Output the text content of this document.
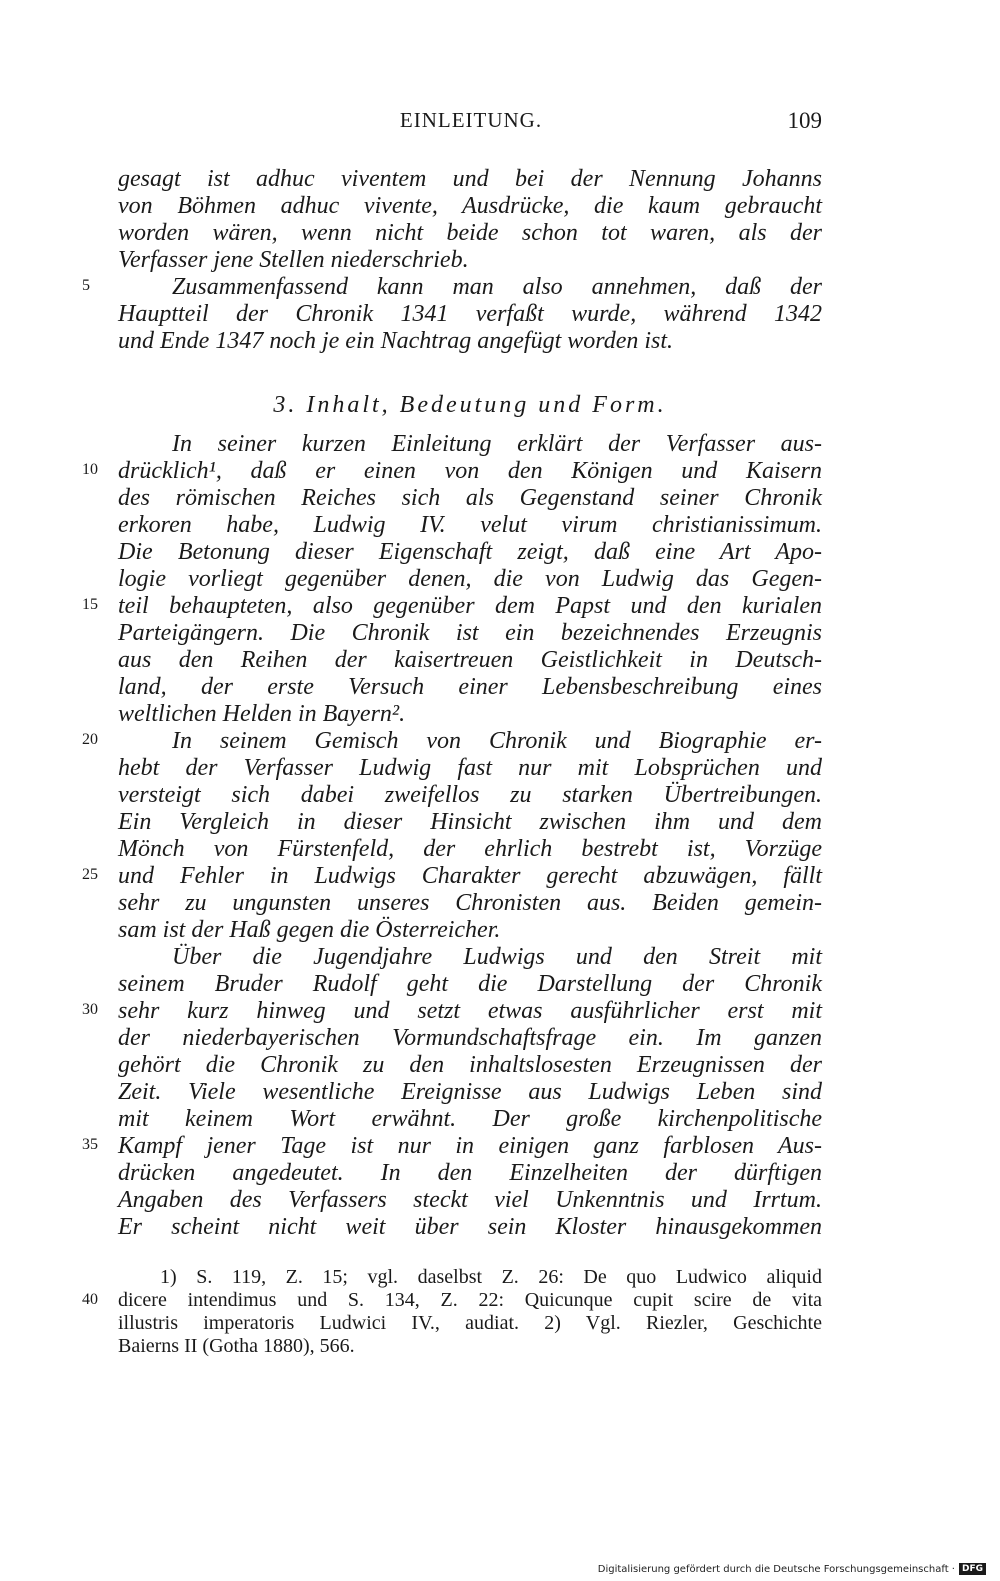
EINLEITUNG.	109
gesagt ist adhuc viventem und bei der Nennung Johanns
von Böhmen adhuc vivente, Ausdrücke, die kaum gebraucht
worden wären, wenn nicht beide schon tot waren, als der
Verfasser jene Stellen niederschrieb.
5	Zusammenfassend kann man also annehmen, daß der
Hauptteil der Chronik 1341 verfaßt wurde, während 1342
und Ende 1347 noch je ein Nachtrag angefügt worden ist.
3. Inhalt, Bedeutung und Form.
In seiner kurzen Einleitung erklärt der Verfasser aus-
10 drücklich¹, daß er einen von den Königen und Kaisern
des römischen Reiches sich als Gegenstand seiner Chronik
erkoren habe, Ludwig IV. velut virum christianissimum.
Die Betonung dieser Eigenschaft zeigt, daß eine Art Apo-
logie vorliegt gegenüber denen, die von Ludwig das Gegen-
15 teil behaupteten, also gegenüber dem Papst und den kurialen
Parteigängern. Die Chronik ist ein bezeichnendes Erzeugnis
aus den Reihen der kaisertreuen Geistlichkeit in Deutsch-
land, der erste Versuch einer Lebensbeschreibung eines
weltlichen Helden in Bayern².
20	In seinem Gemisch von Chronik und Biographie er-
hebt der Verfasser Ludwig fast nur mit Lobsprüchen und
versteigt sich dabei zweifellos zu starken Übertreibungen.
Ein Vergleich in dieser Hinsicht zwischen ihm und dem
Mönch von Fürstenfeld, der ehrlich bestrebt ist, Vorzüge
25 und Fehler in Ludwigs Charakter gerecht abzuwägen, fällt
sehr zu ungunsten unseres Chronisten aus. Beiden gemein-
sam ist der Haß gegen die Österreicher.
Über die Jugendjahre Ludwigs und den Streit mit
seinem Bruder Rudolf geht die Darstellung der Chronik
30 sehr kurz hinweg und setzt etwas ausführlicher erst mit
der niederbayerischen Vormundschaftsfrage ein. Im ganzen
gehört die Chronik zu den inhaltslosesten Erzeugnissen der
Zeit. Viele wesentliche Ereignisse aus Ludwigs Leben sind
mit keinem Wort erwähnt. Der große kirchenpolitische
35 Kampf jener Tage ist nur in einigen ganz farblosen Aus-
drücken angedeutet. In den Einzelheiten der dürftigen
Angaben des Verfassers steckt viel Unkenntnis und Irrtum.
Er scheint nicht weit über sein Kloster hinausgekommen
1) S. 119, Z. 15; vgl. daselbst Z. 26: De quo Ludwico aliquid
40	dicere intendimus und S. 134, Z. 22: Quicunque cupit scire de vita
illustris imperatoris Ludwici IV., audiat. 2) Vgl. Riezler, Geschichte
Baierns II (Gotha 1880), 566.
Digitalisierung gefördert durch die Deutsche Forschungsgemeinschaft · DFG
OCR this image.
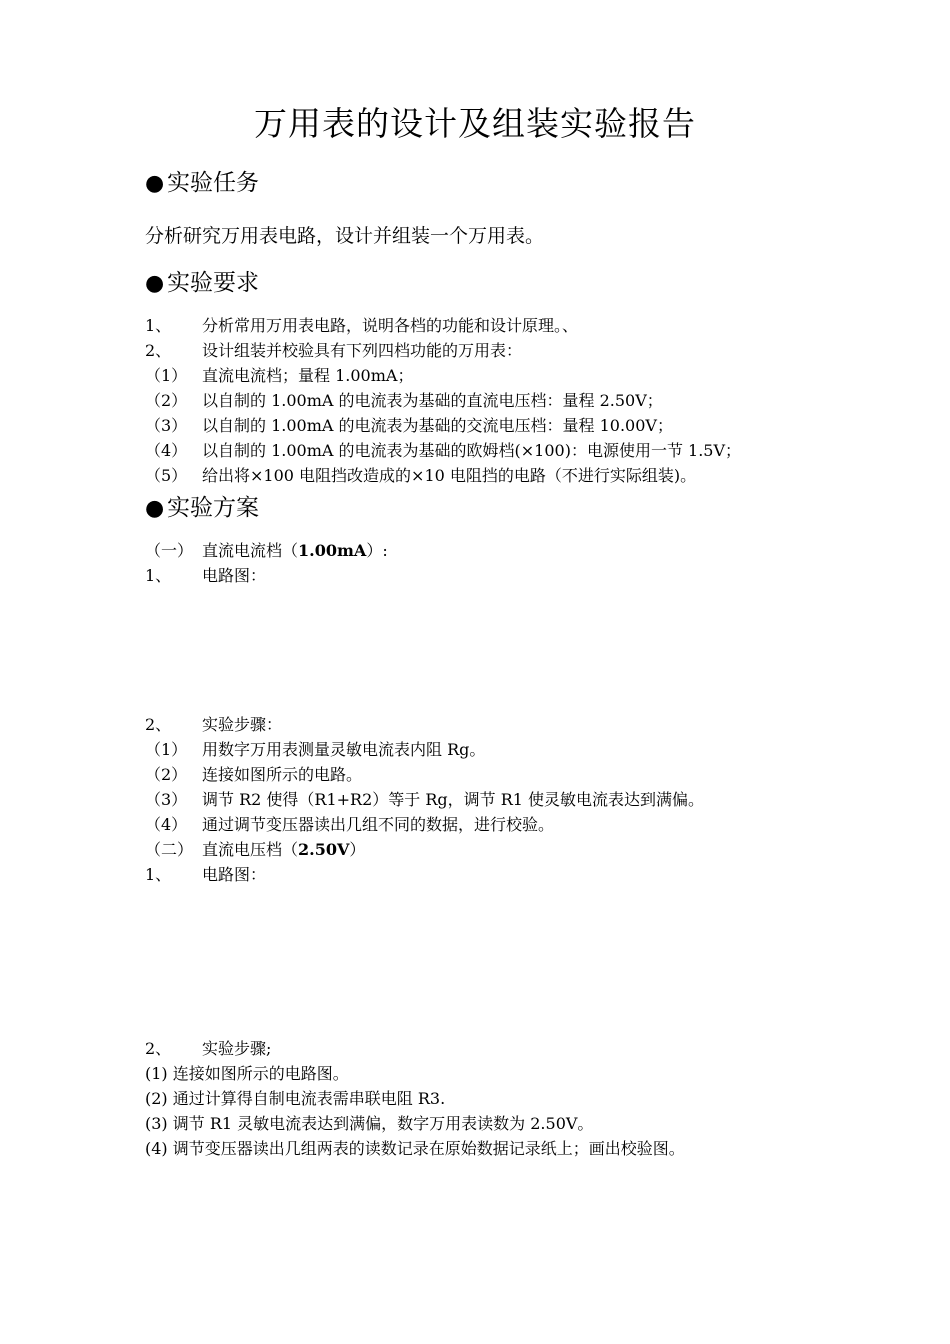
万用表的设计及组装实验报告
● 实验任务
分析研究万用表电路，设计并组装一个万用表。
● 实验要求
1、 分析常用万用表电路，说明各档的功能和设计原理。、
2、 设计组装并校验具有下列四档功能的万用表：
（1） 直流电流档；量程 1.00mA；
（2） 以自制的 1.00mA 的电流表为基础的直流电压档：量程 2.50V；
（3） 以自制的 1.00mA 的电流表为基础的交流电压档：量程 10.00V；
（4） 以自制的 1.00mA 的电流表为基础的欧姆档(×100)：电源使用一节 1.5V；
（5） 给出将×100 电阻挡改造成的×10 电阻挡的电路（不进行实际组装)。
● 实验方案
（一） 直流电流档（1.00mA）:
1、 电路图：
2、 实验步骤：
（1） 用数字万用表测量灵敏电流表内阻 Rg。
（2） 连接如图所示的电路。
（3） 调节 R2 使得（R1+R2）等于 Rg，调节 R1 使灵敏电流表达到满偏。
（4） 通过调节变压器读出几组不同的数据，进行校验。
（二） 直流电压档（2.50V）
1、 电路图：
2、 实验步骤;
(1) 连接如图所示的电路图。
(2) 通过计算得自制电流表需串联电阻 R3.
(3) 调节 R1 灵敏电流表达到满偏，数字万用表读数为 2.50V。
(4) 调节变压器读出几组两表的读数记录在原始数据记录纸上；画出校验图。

####

Repeat the records above verbatim, with no pictures in the result.

• [Output for this exercise]
Output the text content of this document.
EINLEITUNG.	109
gesagt ist adhuc viventem und bei der Nennung Johanns
von Böhmen adhuc vivente, Ausdrücke, die kaum gebraucht
worden wären, wenn nicht beide schon tot waren, als der
Verfasser jene Stellen niederschrieb.
5	Zusammenfassend kann man also annehmen, daß der
Hauptteil der Chronik 1341 verfaßt wurde, während 1342
und Ende 1347 noch je ein Nachtrag angefügt worden ist.
3. Inhalt, Bedeutung und Form.
In seiner kurzen Einleitung erklärt der Verfasser aus-
10 drücklich¹, daß er einen von den Königen und Kaisern
des römischen Reiches sich als Gegenstand seiner Chronik
erkoren habe, Ludwig IV. velut virum christianissimum.
Die Betonung dieser Eigenschaft zeigt, daß eine Art Apo-
logie vorliegt gegenüber denen, die von Ludwig das Gegen-
15 teil behaupteten, also gegenüber dem Papst und den kurialen
Parteigängern. Die Chronik ist ein bezeichnendes Erzeugnis
aus den Reihen der kaisertreuen Geistlichkeit in Deutsch-
land, der erste Versuch einer Lebensbeschreibung eines
weltlichen Helden in Bayern².
20	In seinem Gemisch von Chronik und Biographie er-
hebt der Verfasser Ludwig fast nur mit Lobsprüchen und
versteigt sich dabei zweifellos zu starken Übertreibungen.
Ein Vergleich in dieser Hinsicht zwischen ihm und dem
Mönch von Fürstenfeld, der ehrlich bestrebt ist, Vorzüge
25 und Fehler in Ludwigs Charakter gerecht abzuwägen, fällt
sehr zu ungunsten unseres Chronisten aus. Beiden gemein-
sam ist der Haß gegen die Österreicher.
Über die Jugendjahre Ludwigs und den Streit mit
seinem Bruder Rudolf geht die Darstellung der Chronik
30 sehr kurz hinweg und setzt etwas ausführlicher erst mit
der niederbayerischen Vormundschaftsfrage ein. Im ganzen
gehört die Chronik zu den inhaltslosesten Erzeugnissen der
Zeit. Viele wesentliche Ereignisse aus Ludwigs Leben sind
mit keinem Wort erwähnt. Der große kirchenpolitische
35 Kampf jener Tage ist nur in einigen ganz farblosen Aus-
drücken angedeutet. In den Einzelheiten der dürftigen
Angaben des Verfassers steckt viel Unkenntnis und Irrtum.
Er scheint nicht weit über sein Kloster hinausgekommen
1) S. 119, Z. 15; vgl. daselbst Z. 26: De quo Ludwico aliquid
40	dicere intendimus und S. 134, Z. 22: Quicunque cupit scire de vita
illustris imperatoris Ludwici IV., audiat. 2) Vgl. Riezler, Geschichte
Baierns II (Gotha 1880), 566.
Digitalisierung gefördert durch die Deutsche Forschungsgemeinschaft · DFG
OCR this image.
万用表的设计及组装实验报告
● 实验任务
分析研究万用表电路，设计并组装一个万用表。
● 实验要求
1、 分析常用万用表电路，说明各档的功能和设计原理。、
2、 设计组装并校验具有下列四档功能的万用表：
（1） 直流电流档；量程 1.00mA；
（2） 以自制的 1.00mA 的电流表为基础的直流电压档：量程 2.50V；
（3） 以自制的 1.00mA 的电流表为基础的交流电压档：量程 10.00V；
（4） 以自制的 1.00mA 的电流表为基础的欧姆档(×100)：电源使用一节 1.5V；
（5） 给出将×100 电阻挡改造成的×10 电阻挡的电路（不进行实际组装)。
● 实验方案
（一） 直流电流档（1.00mA）:
1、 电路图：
2、 实验步骤：
（1） 用数字万用表测量灵敏电流表内阻 Rg。
（2） 连接如图所示的电路。
（3） 调节 R2 使得（R1+R2）等于 Rg，调节 R1 使灵敏电流表达到满偏。
（4） 通过调节变压器读出几组不同的数据，进行校验。
（二） 直流电压档（2.50V）
1、 电路图：
2、 实验步骤;
(1) 连接如图所示的电路图。
(2) 通过计算得自制电流表需串联电阻 R3.
(3) 调节 R1 灵敏电流表达到满偏，数字万用表读数为 2.50V。
(4) 调节变压器读出几组两表的读数记录在原始数据记录纸上；画出校验图。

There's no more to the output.